# Task prompt
Could you reproduce every line below character for character, omitting the picture?

□ □ □ □

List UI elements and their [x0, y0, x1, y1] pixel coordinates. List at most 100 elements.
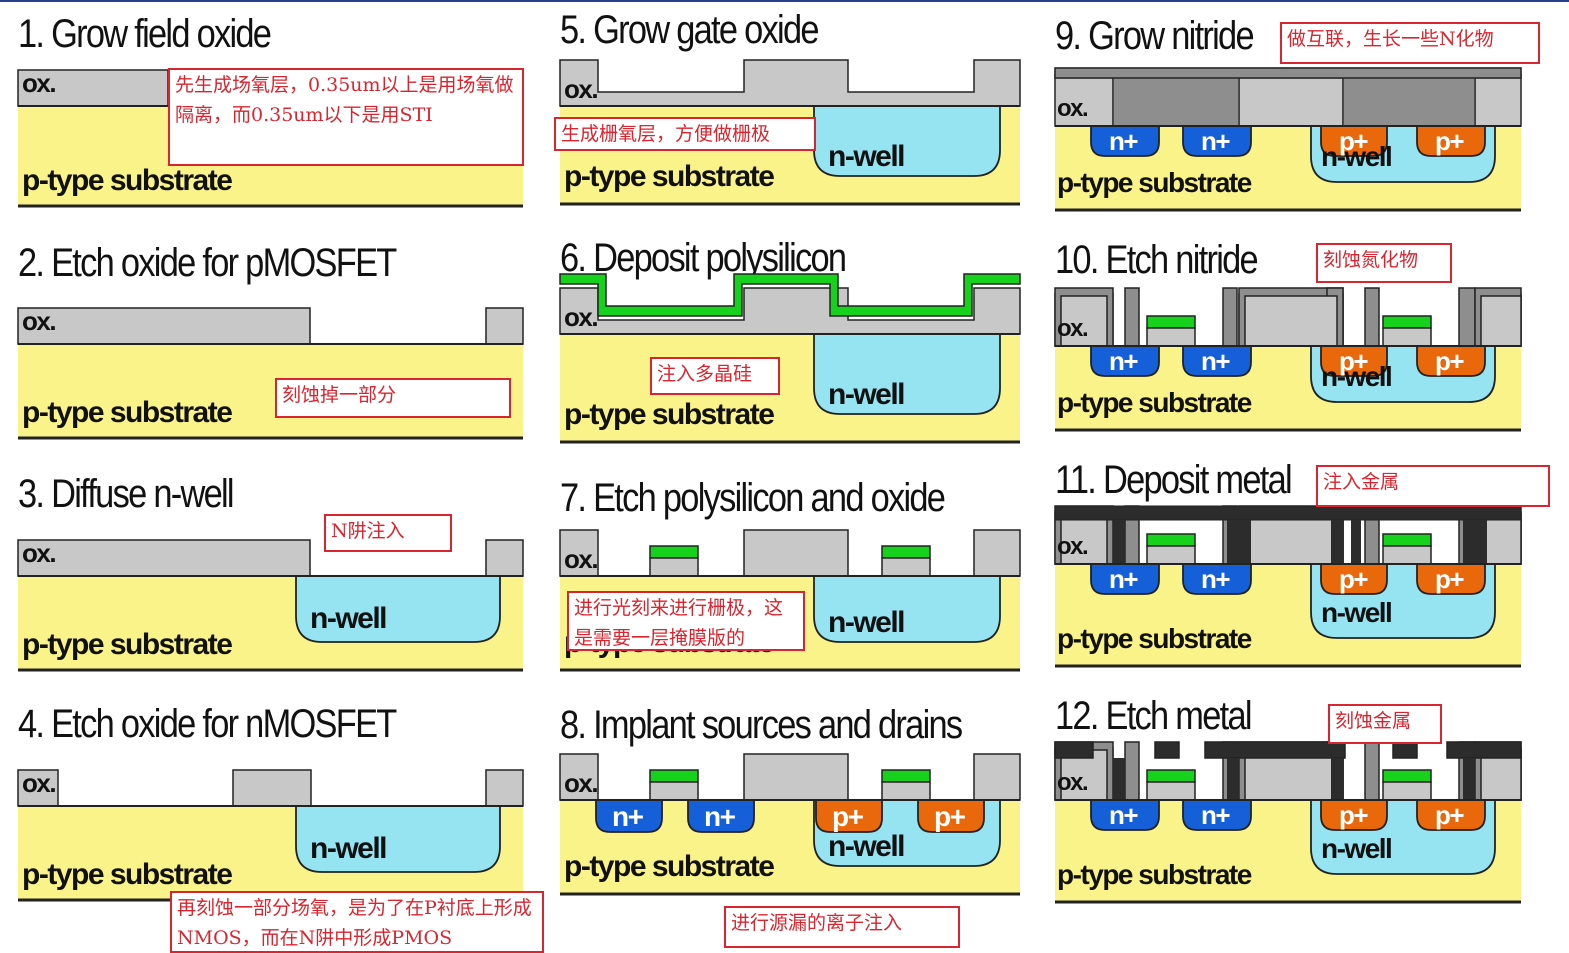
oxide-label: ox.	[564, 544, 597, 574]
n-plus-label: n+	[1109, 800, 1138, 830]
n-well-label: n-well	[828, 830, 904, 863]
cross-section-6: ox. n-well p-type substrate	[559, 273, 1021, 444]
p-plus-diffusion-3	[815, 800, 883, 833]
annotation-note-5: 生成栅氧层，方便做栅极	[554, 117, 816, 151]
field-oxide	[17, 307, 311, 345]
process-step-9: 9. Grow nitride n+ n+ p+ p+ ox. n-well p-type s…	[1054, 16, 1522, 216]
annotation-note-11: 注入金属	[1316, 465, 1550, 507]
n-plus-label: n+	[1201, 346, 1230, 376]
substrate-label: p-type substrate	[564, 160, 774, 193]
metal-fill-6	[1463, 520, 1475, 564]
cross-section-12: n+ n+ p+ p+ ox. n-well p-type substrate	[1054, 741, 1522, 904]
n-well-label: n-well	[310, 602, 386, 635]
n-plus-diffusion-2	[1182, 564, 1252, 595]
n-well-region	[813, 106, 1001, 177]
field-oxide	[559, 529, 599, 577]
nitride-spacer-6	[1364, 741, 1380, 801]
polysilicon-gate-2	[1382, 769, 1432, 783]
nitride-spacer-6	[1364, 287, 1380, 347]
gate-oxide-1	[1146, 327, 1196, 347]
field-oxide	[1480, 295, 1522, 347]
process-step-10: 10. Etch nitride n+ n+ p+ p+ ox. n-well p-type …	[1054, 238, 1522, 436]
nitride-spacer-3	[1222, 287, 1238, 347]
metal-line-1	[1054, 741, 1094, 759]
polysilicon-layer	[559, 273, 1021, 317]
p-plus-label: p+	[832, 801, 864, 832]
n-well-label: n-well	[1321, 833, 1391, 864]
n-well-label: n-well	[1321, 361, 1391, 392]
nitride-spacer-2	[1124, 741, 1140, 801]
step-title: 11. Deposit metal	[1055, 458, 1293, 502]
n-well-region	[295, 806, 501, 873]
polysilicon-gate-2	[1382, 533, 1432, 547]
p-plus-diffusion-4	[1416, 564, 1486, 595]
field-oxide	[485, 539, 524, 577]
n-plus-label: n+	[1109, 126, 1138, 156]
oxide-label: ox.	[1057, 769, 1088, 796]
n-plus-diffusion-1	[1090, 800, 1160, 831]
p-plus-label: p+	[1339, 800, 1368, 830]
p-plus-diffusion-4	[1416, 346, 1486, 377]
annotation-note-6: 注入多晶硅	[650, 357, 780, 395]
metal-fill-7	[1475, 520, 1487, 564]
n-well-region	[813, 334, 1001, 415]
p-plus-label: p+	[1435, 564, 1464, 594]
nitride-top	[1054, 67, 1522, 79]
step-title: 5. Grow gate oxide	[560, 8, 820, 52]
field-oxide	[973, 529, 1021, 577]
annotation-note-3: N阱注入	[324, 514, 452, 552]
n-plus-label: n+	[1201, 564, 1230, 594]
metal-fill-2	[1227, 520, 1239, 564]
step-title: 2. Etch oxide for pMOSFET	[18, 241, 397, 285]
p-plus-label: p+	[1339, 564, 1368, 594]
substrate-label: p-type substrate	[1057, 859, 1252, 890]
process-step-12: 12. Etch metal n+ n+ p+ p+ ox. n-well p-type su…	[1054, 694, 1522, 908]
field-oxide	[1474, 73, 1522, 127]
cross-section-10: n+ n+ p+ p+ ox. n-well p-type substrate	[1054, 287, 1522, 432]
metal-fill-1	[1113, 520, 1125, 564]
substrate-label: p-type substrate	[1057, 623, 1252, 654]
n-well-label: n-well	[828, 140, 904, 173]
metal-contact-4	[1463, 758, 1475, 800]
cross-section-2: ox. p-type substrate	[17, 306, 524, 440]
step-title: 12. Etch metal	[1055, 694, 1253, 738]
p-plus-label: p+	[1339, 346, 1368, 376]
substrate-label: p-type substrate	[564, 398, 774, 431]
p-plus-diffusion-3	[1320, 564, 1388, 595]
n-well-label: n-well	[310, 832, 386, 865]
step-title: 10. Etch nitride	[1055, 238, 1259, 282]
oxide-label: ox.	[1057, 315, 1088, 342]
substrate-label: p-type substrate	[22, 858, 232, 891]
polysilicon-gate-2	[1382, 315, 1432, 329]
p-plus-label: p+	[934, 801, 966, 832]
p-plus-label: p+	[1435, 800, 1464, 830]
p-plus-diffusion-4	[1416, 126, 1486, 157]
substrate-label: p-type substrate	[22, 628, 232, 661]
gate-oxide-1	[1146, 545, 1196, 565]
n-plus-diffusion-2	[1182, 126, 1252, 157]
n-plus-label: n+	[1201, 800, 1230, 830]
process-step-8: 8. Implant sources and drains n+ n+ p+ p+ ox.…	[559, 705, 1021, 900]
field-oxide	[485, 307, 524, 345]
n-plus-label: n+	[612, 801, 644, 832]
gate-oxide-2	[881, 557, 931, 577]
metal-line-5	[1446, 741, 1522, 759]
field-oxide	[743, 753, 849, 801]
n-plus-diffusion-1	[1090, 564, 1160, 595]
gate-oxide-1	[649, 781, 699, 801]
p-plus-diffusion-4	[917, 800, 985, 833]
gate-oxide-1	[649, 557, 699, 577]
metal-contact-1	[1113, 758, 1125, 800]
step-title: 1. Grow field oxide	[18, 12, 272, 56]
oxide-label: ox.	[22, 768, 55, 798]
gate-and-field-oxide	[559, 59, 1021, 107]
cross-section-9: n+ n+ p+ p+ ox. n-well p-type substrate	[1054, 67, 1522, 212]
nitride-spacer-7	[1458, 287, 1476, 347]
step-title: 7. Etch polysilicon and oxide	[560, 476, 946, 520]
n-plus-label: n+	[1201, 126, 1230, 156]
polysilicon-gate-1	[1146, 769, 1196, 783]
step-title: 4. Etch oxide for nMOSFET	[18, 702, 397, 746]
n-well-label: n-well	[828, 606, 904, 639]
substrate-label: p-type substrate	[22, 164, 232, 197]
annotation-note-10: 刻蚀氮化物	[1316, 243, 1452, 283]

□ □ □ □

# Response to the exercise
List UI elements and their [x0, y0, x1, y1] pixel coordinates. List at most 100 elements.
oxide-label: ox.	[564, 544, 597, 574]
n-plus-label: n+	[1109, 800, 1138, 830]
n-well-label: n-well	[828, 830, 904, 863]
cross-section-6: ox. n-well p-type substrate	[559, 273, 1021, 444]
p-plus-diffusion-3	[815, 800, 883, 833]
annotation-note-5: 生成栅氧层，方便做栅极	[554, 117, 816, 151]
field-oxide	[17, 307, 311, 345]
process-step-9: 9. Grow nitride n+ n+ p+ p+ ox. n-well p-type s…	[1054, 16, 1522, 216]
annotation-note-11: 注入金属	[1316, 465, 1550, 507]
n-plus-label: n+	[1201, 346, 1230, 376]
substrate-label: p-type substrate	[564, 160, 774, 193]
metal-fill-6	[1463, 520, 1475, 564]
cross-section-12: n+ n+ p+ p+ ox. n-well p-type substrate	[1054, 741, 1522, 904]
n-well-label: n-well	[310, 602, 386, 635]
n-plus-diffusion-2	[1182, 564, 1252, 595]
n-well-region	[813, 106, 1001, 177]
field-oxide	[559, 529, 599, 577]
nitride-spacer-6	[1364, 741, 1380, 801]
polysilicon-gate-2	[1382, 769, 1432, 783]
nitride-spacer-6	[1364, 287, 1380, 347]
gate-oxide-1	[1146, 327, 1196, 347]
field-oxide	[1480, 295, 1522, 347]
process-step-10: 10. Etch nitride n+ n+ p+ p+ ox. n-well p-type …	[1054, 238, 1522, 436]
nitride-spacer-3	[1222, 287, 1238, 347]
metal-line-1	[1054, 741, 1094, 759]
polysilicon-layer	[559, 273, 1021, 317]
p-plus-label: p+	[832, 801, 864, 832]
n-well-label: n-well	[1321, 833, 1391, 864]
n-well-label: n-well	[1321, 361, 1391, 392]
nitride-spacer-2	[1124, 741, 1140, 801]
step-title: 11. Deposit metal	[1055, 458, 1293, 502]
n-well-region	[295, 806, 501, 873]
polysilicon-gate-2	[1382, 533, 1432, 547]
p-plus-diffusion-4	[1416, 564, 1486, 595]
field-oxide	[485, 539, 524, 577]
n-plus-label: n+	[1109, 126, 1138, 156]
oxide-label: ox.	[1057, 769, 1088, 796]
n-plus-diffusion-1	[1090, 800, 1160, 831]
p-plus-label: p+	[1339, 800, 1368, 830]
p-plus-diffusion-4	[1416, 346, 1486, 377]
annotation-note-6: 注入多晶硅	[650, 357, 780, 395]
metal-fill-7	[1475, 520, 1487, 564]
n-well-region	[813, 334, 1001, 415]
p-plus-label: p+	[1435, 564, 1464, 594]
nitride-top	[1054, 67, 1522, 79]
step-title: 5. Grow gate oxide	[560, 8, 820, 52]
field-oxide	[973, 529, 1021, 577]
annotation-note-3: N阱注入	[324, 514, 452, 552]
n-plus-label: n+	[1201, 564, 1230, 594]
metal-fill-2	[1227, 520, 1239, 564]
step-title: 2. Etch oxide for pMOSFET	[18, 241, 397, 285]
p-plus-label: p+	[1339, 564, 1368, 594]
substrate-label: p-type substrate	[1057, 859, 1252, 890]
process-step-12: 12. Etch metal n+ n+ p+ p+ ox. n-well p-type su…	[1054, 694, 1522, 908]
field-oxide	[1474, 73, 1522, 127]
cross-section-10: n+ n+ p+ p+ ox. n-well p-type substrate	[1054, 287, 1522, 432]
metal-fill-1	[1113, 520, 1125, 564]
substrate-label: p-type substrate	[1057, 623, 1252, 654]
n-well-label: n-well	[828, 140, 904, 173]
metal-contact-4	[1463, 758, 1475, 800]
cross-section-2: ox. p-type substrate	[17, 306, 524, 440]
step-title: 12. Etch metal	[1055, 694, 1253, 738]
p-plus-label: p+	[1339, 346, 1368, 376]
substrate-label: p-type substrate	[564, 398, 774, 431]
p-plus-diffusion-3	[1320, 564, 1388, 595]
n-well-label: n-well	[310, 832, 386, 865]
step-title: 10. Etch nitride	[1055, 238, 1259, 282]
oxide-label: ox.	[1057, 315, 1088, 342]
substrate-label: p-type substrate	[22, 858, 232, 891]
polysilicon-gate-2	[1382, 315, 1432, 329]
p-plus-label: p+	[934, 801, 966, 832]
p-plus-label: p+	[1435, 800, 1464, 830]
p-plus-diffusion-4	[1416, 126, 1486, 157]
substrate-label: p-type substrate	[22, 628, 232, 661]
gate-oxide-1	[1146, 545, 1196, 565]
n-plus-diffusion-2	[1182, 126, 1252, 157]
n-plus-label: n+	[1201, 800, 1230, 830]
process-step-8: 8. Implant sources and drains n+ n+ p+ p+ ox.…	[559, 705, 1021, 900]
field-oxide	[485, 307, 524, 345]
n-plus-label: n+	[612, 801, 644, 832]
gate-oxide-2	[881, 557, 931, 577]
metal-line-5	[1446, 741, 1522, 759]
field-oxide	[743, 753, 849, 801]
n-plus-diffusion-1	[1090, 564, 1160, 595]
gate-oxide-1	[649, 781, 699, 801]
p-plus-diffusion-4	[917, 800, 985, 833]
gate-oxide-1	[649, 557, 699, 577]
metal-contact-1	[1113, 758, 1125, 800]
step-title: 1. Grow field oxide	[18, 12, 272, 56]
oxide-label: ox.	[22, 768, 55, 798]
gate-and-field-oxide	[559, 59, 1021, 107]
cross-section-9: n+ n+ p+ p+ ox. n-well p-type substrate	[1054, 67, 1522, 212]
nitride-spacer-7	[1458, 287, 1476, 347]
step-title: 7. Etch polysilicon and oxide	[560, 476, 946, 520]
n-plus-label: n+	[1201, 126, 1230, 156]
polysilicon-gate-1	[1146, 769, 1196, 783]
step-title: 4. Etch oxide for nMOSFET	[18, 702, 397, 746]
n-well-label: n-well	[828, 606, 904, 639]
substrate-label: p-type substrate	[22, 164, 232, 197]
annotation-note-10: 刻蚀氮化物	[1316, 243, 1452, 283]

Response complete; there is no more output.